STATED GOAL: Copy out each line below that has the word "structured" in it.

----------

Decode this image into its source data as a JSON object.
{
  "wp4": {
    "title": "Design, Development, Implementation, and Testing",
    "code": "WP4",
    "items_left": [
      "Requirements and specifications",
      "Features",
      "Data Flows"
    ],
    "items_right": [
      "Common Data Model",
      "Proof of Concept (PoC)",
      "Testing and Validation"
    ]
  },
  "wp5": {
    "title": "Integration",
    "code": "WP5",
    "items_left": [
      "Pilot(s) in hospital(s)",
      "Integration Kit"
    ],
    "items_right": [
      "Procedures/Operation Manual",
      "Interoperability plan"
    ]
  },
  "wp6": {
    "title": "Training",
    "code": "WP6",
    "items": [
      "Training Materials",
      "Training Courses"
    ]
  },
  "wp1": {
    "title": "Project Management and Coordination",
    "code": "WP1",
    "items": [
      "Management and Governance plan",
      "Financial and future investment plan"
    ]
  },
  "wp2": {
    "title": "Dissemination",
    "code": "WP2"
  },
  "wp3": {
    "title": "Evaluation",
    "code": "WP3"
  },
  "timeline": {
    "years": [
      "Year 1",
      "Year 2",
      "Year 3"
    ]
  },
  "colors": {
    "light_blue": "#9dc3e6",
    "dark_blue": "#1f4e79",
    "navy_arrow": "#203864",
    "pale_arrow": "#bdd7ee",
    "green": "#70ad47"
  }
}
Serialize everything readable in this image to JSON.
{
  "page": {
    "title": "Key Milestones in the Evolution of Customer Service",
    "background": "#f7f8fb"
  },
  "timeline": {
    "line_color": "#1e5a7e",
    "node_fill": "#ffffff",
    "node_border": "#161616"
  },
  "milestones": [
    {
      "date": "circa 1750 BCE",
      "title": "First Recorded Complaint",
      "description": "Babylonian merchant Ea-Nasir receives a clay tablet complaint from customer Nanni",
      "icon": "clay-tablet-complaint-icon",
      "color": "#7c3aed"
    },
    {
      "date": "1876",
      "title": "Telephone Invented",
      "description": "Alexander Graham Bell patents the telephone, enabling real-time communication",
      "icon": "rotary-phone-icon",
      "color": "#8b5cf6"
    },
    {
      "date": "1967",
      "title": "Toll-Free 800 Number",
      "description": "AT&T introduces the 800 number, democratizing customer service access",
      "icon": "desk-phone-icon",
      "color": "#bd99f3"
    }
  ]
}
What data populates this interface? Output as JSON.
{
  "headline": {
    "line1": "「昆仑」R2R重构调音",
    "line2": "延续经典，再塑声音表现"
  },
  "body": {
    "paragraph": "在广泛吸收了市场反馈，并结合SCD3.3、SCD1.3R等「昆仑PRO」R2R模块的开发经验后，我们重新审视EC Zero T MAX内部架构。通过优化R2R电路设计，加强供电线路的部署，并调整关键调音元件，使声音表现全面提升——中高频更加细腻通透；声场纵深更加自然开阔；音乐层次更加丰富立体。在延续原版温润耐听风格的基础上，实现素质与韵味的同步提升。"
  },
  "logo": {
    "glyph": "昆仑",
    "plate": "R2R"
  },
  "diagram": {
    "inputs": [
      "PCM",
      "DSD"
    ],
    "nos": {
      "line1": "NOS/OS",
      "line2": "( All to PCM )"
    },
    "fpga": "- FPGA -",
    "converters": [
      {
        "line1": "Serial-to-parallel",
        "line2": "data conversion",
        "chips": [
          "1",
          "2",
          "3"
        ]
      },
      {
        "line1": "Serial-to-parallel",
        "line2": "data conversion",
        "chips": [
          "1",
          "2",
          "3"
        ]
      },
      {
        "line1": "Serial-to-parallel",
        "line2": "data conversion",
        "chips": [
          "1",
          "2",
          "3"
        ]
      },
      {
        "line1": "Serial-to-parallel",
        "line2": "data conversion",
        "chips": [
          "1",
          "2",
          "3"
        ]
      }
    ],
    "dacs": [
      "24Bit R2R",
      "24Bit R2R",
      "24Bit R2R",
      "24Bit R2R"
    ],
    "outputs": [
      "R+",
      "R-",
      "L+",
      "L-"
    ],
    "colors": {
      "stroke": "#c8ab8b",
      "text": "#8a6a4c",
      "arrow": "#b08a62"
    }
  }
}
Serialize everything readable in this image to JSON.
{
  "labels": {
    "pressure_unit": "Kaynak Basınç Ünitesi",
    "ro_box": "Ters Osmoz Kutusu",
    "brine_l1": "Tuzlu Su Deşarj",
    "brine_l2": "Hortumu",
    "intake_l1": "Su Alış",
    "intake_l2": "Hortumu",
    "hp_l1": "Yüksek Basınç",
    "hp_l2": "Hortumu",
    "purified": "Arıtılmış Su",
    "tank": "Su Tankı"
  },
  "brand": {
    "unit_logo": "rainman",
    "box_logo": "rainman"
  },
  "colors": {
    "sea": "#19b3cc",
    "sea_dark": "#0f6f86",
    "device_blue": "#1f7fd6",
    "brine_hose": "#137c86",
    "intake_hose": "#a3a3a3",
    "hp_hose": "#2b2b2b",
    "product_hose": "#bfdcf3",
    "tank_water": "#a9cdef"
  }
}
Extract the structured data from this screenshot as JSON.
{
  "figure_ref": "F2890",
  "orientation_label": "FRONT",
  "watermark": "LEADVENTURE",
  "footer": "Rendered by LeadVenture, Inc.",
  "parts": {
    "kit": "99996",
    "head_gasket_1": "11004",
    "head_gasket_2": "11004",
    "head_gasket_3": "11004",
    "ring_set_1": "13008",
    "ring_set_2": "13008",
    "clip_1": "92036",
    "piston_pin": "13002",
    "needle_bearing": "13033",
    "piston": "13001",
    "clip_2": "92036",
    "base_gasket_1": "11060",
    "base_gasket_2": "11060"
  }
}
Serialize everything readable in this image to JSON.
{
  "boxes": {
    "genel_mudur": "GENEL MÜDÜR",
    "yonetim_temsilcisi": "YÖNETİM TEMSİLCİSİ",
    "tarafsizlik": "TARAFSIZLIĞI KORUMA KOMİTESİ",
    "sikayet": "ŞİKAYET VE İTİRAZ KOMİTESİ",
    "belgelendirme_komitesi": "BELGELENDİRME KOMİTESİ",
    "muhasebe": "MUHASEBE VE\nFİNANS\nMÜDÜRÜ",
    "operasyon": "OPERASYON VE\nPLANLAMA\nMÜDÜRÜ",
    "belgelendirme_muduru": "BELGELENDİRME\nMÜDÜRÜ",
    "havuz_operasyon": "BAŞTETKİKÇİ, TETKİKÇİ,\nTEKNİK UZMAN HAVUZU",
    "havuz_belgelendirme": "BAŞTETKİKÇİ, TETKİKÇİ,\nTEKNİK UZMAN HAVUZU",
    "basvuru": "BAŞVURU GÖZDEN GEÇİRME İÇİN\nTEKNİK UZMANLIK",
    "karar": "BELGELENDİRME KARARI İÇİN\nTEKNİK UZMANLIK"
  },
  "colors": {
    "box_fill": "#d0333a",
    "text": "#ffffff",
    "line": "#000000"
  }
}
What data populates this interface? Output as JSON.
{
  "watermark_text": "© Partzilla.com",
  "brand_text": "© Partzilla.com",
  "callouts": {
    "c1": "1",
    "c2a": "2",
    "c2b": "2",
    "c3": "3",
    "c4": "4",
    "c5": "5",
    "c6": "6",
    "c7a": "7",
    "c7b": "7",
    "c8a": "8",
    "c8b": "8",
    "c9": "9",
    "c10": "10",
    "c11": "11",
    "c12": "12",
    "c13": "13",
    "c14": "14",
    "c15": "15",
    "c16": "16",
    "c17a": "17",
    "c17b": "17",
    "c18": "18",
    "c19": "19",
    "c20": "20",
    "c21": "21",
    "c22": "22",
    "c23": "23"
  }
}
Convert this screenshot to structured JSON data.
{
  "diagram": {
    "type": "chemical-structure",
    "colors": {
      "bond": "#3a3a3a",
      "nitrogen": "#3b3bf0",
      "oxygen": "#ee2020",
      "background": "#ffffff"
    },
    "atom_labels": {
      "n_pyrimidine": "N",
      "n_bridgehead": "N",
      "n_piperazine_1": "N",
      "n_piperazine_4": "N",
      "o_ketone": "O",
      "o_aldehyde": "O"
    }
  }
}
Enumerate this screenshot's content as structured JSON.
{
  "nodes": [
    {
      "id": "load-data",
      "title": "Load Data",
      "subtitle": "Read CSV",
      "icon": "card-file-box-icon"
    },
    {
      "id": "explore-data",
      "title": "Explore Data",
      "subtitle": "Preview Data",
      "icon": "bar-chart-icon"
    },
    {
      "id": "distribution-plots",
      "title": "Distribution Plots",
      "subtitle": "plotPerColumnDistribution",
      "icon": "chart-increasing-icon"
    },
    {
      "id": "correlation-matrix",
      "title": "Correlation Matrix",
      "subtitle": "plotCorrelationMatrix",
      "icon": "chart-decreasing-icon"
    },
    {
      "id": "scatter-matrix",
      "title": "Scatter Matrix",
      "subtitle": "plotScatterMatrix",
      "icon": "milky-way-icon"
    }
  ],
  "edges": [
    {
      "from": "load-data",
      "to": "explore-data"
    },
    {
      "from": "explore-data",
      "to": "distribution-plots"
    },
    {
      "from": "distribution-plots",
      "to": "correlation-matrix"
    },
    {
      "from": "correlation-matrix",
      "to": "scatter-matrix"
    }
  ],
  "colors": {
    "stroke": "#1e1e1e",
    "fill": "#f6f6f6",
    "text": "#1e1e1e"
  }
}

----------

WRITTEN ANSWER:
Extract the structured data from this screenshot as JSON.
Convert this screenshot to structured JSON data.
Enumerate this screenshot's content as structured JSON.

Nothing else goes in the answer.